> [Given task]
Transcribe the material below exactly as it appears.
** start Records supplied **
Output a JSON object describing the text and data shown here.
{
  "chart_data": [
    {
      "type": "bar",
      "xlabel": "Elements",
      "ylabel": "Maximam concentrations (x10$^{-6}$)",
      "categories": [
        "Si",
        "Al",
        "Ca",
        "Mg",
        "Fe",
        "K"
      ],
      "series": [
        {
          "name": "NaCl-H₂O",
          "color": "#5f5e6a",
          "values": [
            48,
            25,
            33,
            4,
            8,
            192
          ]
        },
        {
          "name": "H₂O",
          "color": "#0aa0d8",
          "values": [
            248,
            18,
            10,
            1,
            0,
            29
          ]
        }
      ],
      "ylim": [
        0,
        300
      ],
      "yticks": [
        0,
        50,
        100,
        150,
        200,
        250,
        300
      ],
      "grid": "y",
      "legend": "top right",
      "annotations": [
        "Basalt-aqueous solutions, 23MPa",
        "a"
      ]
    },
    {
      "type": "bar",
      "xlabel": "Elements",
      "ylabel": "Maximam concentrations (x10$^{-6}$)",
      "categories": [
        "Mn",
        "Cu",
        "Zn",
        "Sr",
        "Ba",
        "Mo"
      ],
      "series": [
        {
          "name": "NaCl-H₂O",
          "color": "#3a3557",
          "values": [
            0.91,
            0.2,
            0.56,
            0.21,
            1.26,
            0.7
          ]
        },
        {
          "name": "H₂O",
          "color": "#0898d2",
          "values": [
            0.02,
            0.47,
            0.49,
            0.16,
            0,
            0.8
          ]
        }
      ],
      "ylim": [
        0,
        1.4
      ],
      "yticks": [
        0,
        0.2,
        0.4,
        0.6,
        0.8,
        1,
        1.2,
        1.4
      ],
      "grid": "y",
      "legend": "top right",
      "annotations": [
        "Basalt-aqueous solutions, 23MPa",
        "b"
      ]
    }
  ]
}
** end Records supplied **
> [Solution to the problem]
Output a JSON object describing the text and data shown here.
{
  "chart_data": [
    {
      "type": "bar",
      "xlabel": "Elements",
      "ylabel": "Maximam concentrations (x10$^{-6}$)",
      "categories": [
        "Si",
        "Al",
        "Ca",
        "Mg",
        "Fe",
        "K"
      ],
      "series": [
        {
          "name": "NaCl-H₂O",
          "color": "#5f5e6a",
          "values": [
            48,
            25,
            33,
            4,
            8,
            192
          ]
        },
        {
          "name": "H₂O",
          "color": "#0aa0d8",
          "values": [
            248,
            18,
            10,
            1,
            0,
            29
          ]
        }
      ],
      "ylim": [
        0,
        300
      ],
      "yticks": [
        0,
        50,
        100,
        150,
        200,
        250,
        300
      ],
      "grid": "y",
      "legend": "top right",
      "annotations": [
        "Basalt-aqueous solutions, 23MPa",
        "a"
      ]
    },
    {
      "type": "bar",
      "xlabel": "Elements",
      "ylabel": "Maximam concentrations (x10$^{-6}$)",
      "categories": [
        "Mn",
        "Cu",
        "Zn",
        "Sr",
        "Ba",
        "Mo"
      ],
      "series": [
        {
          "name": "NaCl-H₂O",
          "color": "#3a3557",
          "values": [
            0.91,
            0.2,
            0.56,
            0.21,
            1.26,
            0.7
          ]
        },
        {
          "name": "H₂O",
          "color": "#0898d2",
          "values": [
            0.02,
            0.47,
            0.49,
            0.16,
            0,
            0.8
          ]
        }
      ],
      "ylim": [
        0,
        1.4
      ],
      "yticks": [
        0,
        0.2,
        0.4,
        0.6,
        0.8,
        1,
        1.2,
        1.4
      ],
      "grid": "y",
      "legend": "top right",
      "annotations": [
        "Basalt-aqueous solutions, 23MPa",
        "b"
      ]
    }
  ]
}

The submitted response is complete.